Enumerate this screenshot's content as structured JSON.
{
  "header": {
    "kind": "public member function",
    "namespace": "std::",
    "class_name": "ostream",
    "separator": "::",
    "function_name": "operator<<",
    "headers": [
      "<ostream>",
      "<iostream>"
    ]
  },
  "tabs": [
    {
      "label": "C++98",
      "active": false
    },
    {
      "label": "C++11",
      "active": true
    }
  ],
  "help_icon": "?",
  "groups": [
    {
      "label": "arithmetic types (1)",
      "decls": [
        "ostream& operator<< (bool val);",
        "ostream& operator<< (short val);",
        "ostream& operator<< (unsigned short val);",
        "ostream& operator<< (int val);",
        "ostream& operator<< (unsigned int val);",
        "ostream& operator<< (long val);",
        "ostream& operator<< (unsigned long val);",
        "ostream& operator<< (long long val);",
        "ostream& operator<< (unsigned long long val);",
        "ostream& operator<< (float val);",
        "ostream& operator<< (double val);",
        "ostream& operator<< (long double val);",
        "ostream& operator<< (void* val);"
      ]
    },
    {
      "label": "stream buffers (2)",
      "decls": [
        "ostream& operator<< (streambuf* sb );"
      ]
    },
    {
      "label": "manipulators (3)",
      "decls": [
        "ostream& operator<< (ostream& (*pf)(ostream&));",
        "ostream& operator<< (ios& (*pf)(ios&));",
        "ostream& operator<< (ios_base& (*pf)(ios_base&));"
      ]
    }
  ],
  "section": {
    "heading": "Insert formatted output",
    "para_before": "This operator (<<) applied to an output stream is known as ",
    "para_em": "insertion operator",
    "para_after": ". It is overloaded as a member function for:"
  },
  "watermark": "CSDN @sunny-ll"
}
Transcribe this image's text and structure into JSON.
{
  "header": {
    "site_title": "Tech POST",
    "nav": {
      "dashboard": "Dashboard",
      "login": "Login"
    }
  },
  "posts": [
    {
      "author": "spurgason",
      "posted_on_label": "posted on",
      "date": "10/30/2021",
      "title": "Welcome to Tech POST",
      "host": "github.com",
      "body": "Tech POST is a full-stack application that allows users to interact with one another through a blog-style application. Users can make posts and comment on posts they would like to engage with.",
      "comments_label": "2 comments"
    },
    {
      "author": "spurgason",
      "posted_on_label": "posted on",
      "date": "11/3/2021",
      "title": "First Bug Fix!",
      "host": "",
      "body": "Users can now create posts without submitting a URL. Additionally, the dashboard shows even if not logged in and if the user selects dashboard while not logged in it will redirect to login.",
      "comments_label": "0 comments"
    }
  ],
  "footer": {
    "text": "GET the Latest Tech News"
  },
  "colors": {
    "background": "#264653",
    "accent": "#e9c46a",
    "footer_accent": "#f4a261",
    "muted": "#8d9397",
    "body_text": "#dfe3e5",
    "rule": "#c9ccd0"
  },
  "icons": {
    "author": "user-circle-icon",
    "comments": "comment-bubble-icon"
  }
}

▸ **What you are asked to do**
Nothing may be left out: return each entry exactly as it reads.

▸ **Full response**
Enumerate this screenshot's content as structured JSON.
{
  "header": {
    "kind": "public member function",
    "namespace": "std::",
    "class_name": "ostream",
    "separator": "::",
    "function_name": "operator<<",
    "headers": [
      "<ostream>",
      "<iostream>"
    ]
  },
  "tabs": [
    {
      "label": "C++98",
      "active": false
    },
    {
      "label": "C++11",
      "active": true
    }
  ],
  "help_icon": "?",
  "groups": [
    {
      "label": "arithmetic types (1)",
      "decls": [
        "ostream& operator<< (bool val);",
        "ostream& operator<< (short val);",
        "ostream& operator<< (unsigned short val);",
        "ostream& operator<< (int val);",
        "ostream& operator<< (unsigned int val);",
        "ostream& operator<< (long val);",
        "ostream& operator<< (unsigned long val);",
        "ostream& operator<< (long long val);",
        "ostream& operator<< (unsigned long long val);",
        "ostream& operator<< (float val);",
        "ostream& operator<< (double val);",
        "ostream& operator<< (long double val);",
        "ostream& operator<< (void* val);"
      ]
    },
    {
      "label": "stream buffers (2)",
      "decls": [
        "ostream& operator<< (streambuf* sb );"
      ]
    },
    {
      "label": "manipulators (3)",
      "decls": [
        "ostream& operator<< (ostream& (*pf)(ostream&));",
        "ostream& operator<< (ios& (*pf)(ios&));",
        "ostream& operator<< (ios_base& (*pf)(ios_base&));"
      ]
    }
  ],
  "section": {
    "heading": "Insert formatted output",
    "para_before": "This operator (<<) applied to an output stream is known as ",
    "para_em": "insertion operator",
    "para_after": ". It is overloaded as a member function for:"
  },
  "watermark": "CSDN @sunny-ll"
}
Transcribe this image's text and structure into JSON.
{
  "header": {
    "site_title": "Tech POST",
    "nav": {
      "dashboard": "Dashboard",
      "login": "Login"
    }
  },
  "posts": [
    {
      "author": "spurgason",
      "posted_on_label": "posted on",
      "date": "10/30/2021",
      "title": "Welcome to Tech POST",
      "host": "github.com",
      "body": "Tech POST is a full-stack application that allows users to interact with one another through a blog-style application. Users can make posts and comment on posts they would like to engage with.",
      "comments_label": "2 comments"
    },
    {
      "author": "spurgason",
      "posted_on_label": "posted on",
      "date": "11/3/2021",
      "title": "First Bug Fix!",
      "host": "",
      "body": "Users can now create posts without submitting a URL. Additionally, the dashboard shows even if not logged in and if the user selects dashboard while not logged in it will redirect to login.",
      "comments_label": "0 comments"
    }
  ],
  "footer": {
    "text": "GET the Latest Tech News"
  },
  "colors": {
    "background": "#264653",
    "accent": "#e9c46a",
    "footer_accent": "#f4a261",
    "muted": "#8d9397",
    "body_text": "#dfe3e5",
    "rule": "#c9ccd0"
  },
  "icons": {
    "author": "user-circle-icon",
    "comments": "comment-bubble-icon"
  }
}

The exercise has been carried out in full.